WHAT THE EXERCISE ASKS:
Reproduce the records below exactly as they appear, omitting any pictures they contain.

EXERCISE MATERIAL:
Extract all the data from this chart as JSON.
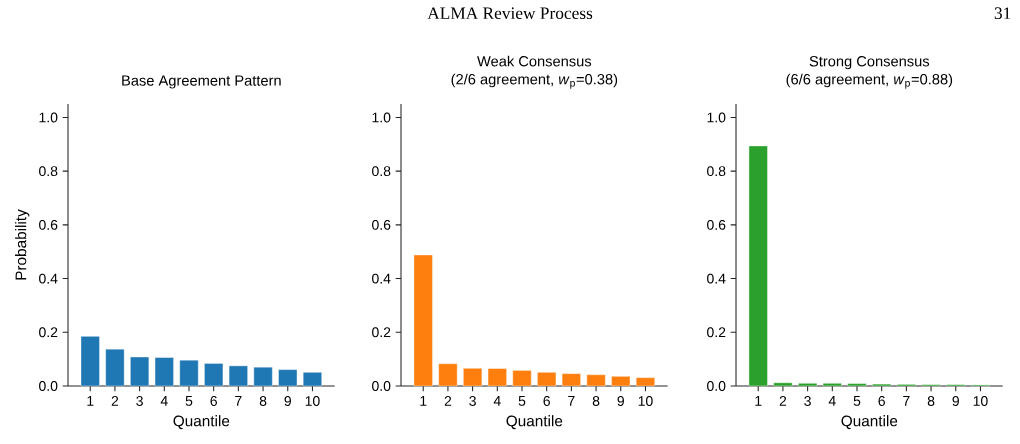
{
  "chart_data": [
    {
      "type": "bar",
      "title": "Base Agreement Pattern",
      "xlabel": "Quantile",
      "ylabel": "Probability",
      "annotations": [
        "ALMA Review Process",
        "31"
      ],
      "categories": [
        "1",
        "2",
        "3",
        "4",
        "5",
        "6",
        "7",
        "8",
        "9",
        "10"
      ],
      "values": [
        0.185,
        0.137,
        0.108,
        0.106,
        0.096,
        0.084,
        0.075,
        0.07,
        0.061,
        0.051
      ],
      "color": "#1f77b4",
      "ylim": [
        0,
        1.05
      ],
      "yticks": [
        {
          "value": 0,
          "label": "0.0"
        },
        {
          "value": 0.2,
          "label": "0.2"
        },
        {
          "value": 0.4,
          "label": "0.4"
        },
        {
          "value": 0.6,
          "label": "0.6"
        },
        {
          "value": 0.8,
          "label": "0.8"
        },
        {
          "value": 1.0,
          "label": "1.0"
        }
      ]
    },
    {
      "type": "bar",
      "title": "Weak Consensus",
      "subtitle": "(2/6 agreement, *w*$_{p}$=0.38)",
      "xlabel": "Quantile",
      "categories": [
        "1",
        "2",
        "3",
        "4",
        "5",
        "6",
        "7",
        "8",
        "9",
        "10"
      ],
      "values": [
        0.488,
        0.083,
        0.066,
        0.065,
        0.058,
        0.051,
        0.046,
        0.042,
        0.036,
        0.031
      ],
      "color": "#ff7f0e",
      "ylim": [
        0,
        1.05
      ],
      "yticks": [
        {
          "value": 0,
          "label": "0.0"
        },
        {
          "value": 0.2,
          "label": "0.2"
        },
        {
          "value": 0.4,
          "label": "0.4"
        },
        {
          "value": 0.6,
          "label": "0.6"
        },
        {
          "value": 0.8,
          "label": "0.8"
        },
        {
          "value": 1.0,
          "label": "1.0"
        }
      ]
    },
    {
      "type": "bar",
      "title": "Strong Consensus",
      "subtitle": "(6/6 agreement, *w*$_{p}$=0.88)",
      "xlabel": "Quantile",
      "categories": [
        "1",
        "2",
        "3",
        "4",
        "5",
        "6",
        "7",
        "8",
        "9",
        "10"
      ],
      "values": [
        0.894,
        0.012,
        0.01,
        0.01,
        0.009,
        0.007,
        0.006,
        0.005,
        0.005,
        0.004
      ],
      "color": "#2ca02c",
      "ylim": [
        0,
        1.05
      ],
      "yticks": [
        {
          "value": 0,
          "label": "0.0"
        },
        {
          "value": 0.2,
          "label": "0.2"
        },
        {
          "value": 0.4,
          "label": "0.4"
        },
        {
          "value": 0.6,
          "label": "0.6"
        },
        {
          "value": 0.8,
          "label": "0.8"
        },
        {
          "value": 1.0,
          "label": "1.0"
        }
      ]
    }
  ]
}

EXPECTED OUTPUT:
Extract all the data from this chart as JSON.
{
  "chart_data": [
    {
      "type": "bar",
      "title": "Base Agreement Pattern",
      "xlabel": "Quantile",
      "ylabel": "Probability",
      "annotations": [
        "ALMA Review Process",
        "31"
      ],
      "categories": [
        "1",
        "2",
        "3",
        "4",
        "5",
        "6",
        "7",
        "8",
        "9",
        "10"
      ],
      "values": [
        0.185,
        0.137,
        0.108,
        0.106,
        0.096,
        0.084,
        0.075,
        0.07,
        0.061,
        0.051
      ],
      "color": "#1f77b4",
      "ylim": [
        0,
        1.05
      ],
      "yticks": [
        {
          "value": 0,
          "label": "0.0"
        },
        {
          "value": 0.2,
          "label": "0.2"
        },
        {
          "value": 0.4,
          "label": "0.4"
        },
        {
          "value": 0.6,
          "label": "0.6"
        },
        {
          "value": 0.8,
          "label": "0.8"
        },
        {
          "value": 1.0,
          "label": "1.0"
        }
      ]
    },
    {
      "type": "bar",
      "title": "Weak Consensus",
      "subtitle": "(2/6 agreement, *w*$_{p}$=0.38)",
      "xlabel": "Quantile",
      "categories": [
        "1",
        "2",
        "3",
        "4",
        "5",
        "6",
        "7",
        "8",
        "9",
        "10"
      ],
      "values": [
        0.488,
        0.083,
        0.066,
        0.065,
        0.058,
        0.051,
        0.046,
        0.042,
        0.036,
        0.031
      ],
      "color": "#ff7f0e",
      "ylim": [
        0,
        1.05
      ],
      "yticks": [
        {
          "value": 0,
          "label": "0.0"
        },
        {
          "value": 0.2,
          "label": "0.2"
        },
        {
          "value": 0.4,
          "label": "0.4"
        },
        {
          "value": 0.6,
          "label": "0.6"
        },
        {
          "value": 0.8,
          "label": "0.8"
        },
        {
          "value": 1.0,
          "label": "1.0"
        }
      ]
    },
    {
      "type": "bar",
      "title": "Strong Consensus",
      "subtitle": "(6/6 agreement, *w*$_{p}$=0.88)",
      "xlabel": "Quantile",
      "categories": [
        "1",
        "2",
        "3",
        "4",
        "5",
        "6",
        "7",
        "8",
        "9",
        "10"
      ],
      "values": [
        0.894,
        0.012,
        0.01,
        0.01,
        0.009,
        0.007,
        0.006,
        0.005,
        0.005,
        0.004
      ],
      "color": "#2ca02c",
      "ylim": [
        0,
        1.05
      ],
      "yticks": [
        {
          "value": 0,
          "label": "0.0"
        },
        {
          "value": 0.2,
          "label": "0.2"
        },
        {
          "value": 0.4,
          "label": "0.4"
        },
        {
          "value": 0.6,
          "label": "0.6"
        },
        {
          "value": 0.8,
          "label": "0.8"
        },
        {
          "value": 1.0,
          "label": "1.0"
        }
      ]
    }
  ]
}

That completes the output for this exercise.